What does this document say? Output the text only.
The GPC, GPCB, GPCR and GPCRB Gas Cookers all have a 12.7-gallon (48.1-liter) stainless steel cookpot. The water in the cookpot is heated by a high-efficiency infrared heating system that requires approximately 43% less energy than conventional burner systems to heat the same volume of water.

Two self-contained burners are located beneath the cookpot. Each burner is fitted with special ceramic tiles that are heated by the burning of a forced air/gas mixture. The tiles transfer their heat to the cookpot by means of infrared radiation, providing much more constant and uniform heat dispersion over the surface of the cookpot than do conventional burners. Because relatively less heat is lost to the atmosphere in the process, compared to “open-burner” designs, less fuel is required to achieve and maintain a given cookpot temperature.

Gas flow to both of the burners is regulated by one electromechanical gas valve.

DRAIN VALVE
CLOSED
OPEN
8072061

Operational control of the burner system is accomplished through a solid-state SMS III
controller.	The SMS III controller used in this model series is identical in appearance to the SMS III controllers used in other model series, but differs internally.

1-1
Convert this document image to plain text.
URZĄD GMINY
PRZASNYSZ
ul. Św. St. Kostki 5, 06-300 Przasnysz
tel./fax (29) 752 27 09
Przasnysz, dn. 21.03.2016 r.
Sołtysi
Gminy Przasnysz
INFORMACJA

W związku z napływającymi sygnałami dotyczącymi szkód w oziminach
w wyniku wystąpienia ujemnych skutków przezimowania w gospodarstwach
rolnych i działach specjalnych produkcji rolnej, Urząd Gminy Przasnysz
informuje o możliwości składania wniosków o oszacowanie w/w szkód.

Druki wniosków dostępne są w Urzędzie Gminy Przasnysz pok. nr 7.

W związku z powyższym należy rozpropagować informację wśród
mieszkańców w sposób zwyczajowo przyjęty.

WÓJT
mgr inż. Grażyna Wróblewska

EXERCISE DESCRIPTION
Tally the lines of the data that hold the string "text". Answer with the number and nothing more.

FINAL ANSWER
2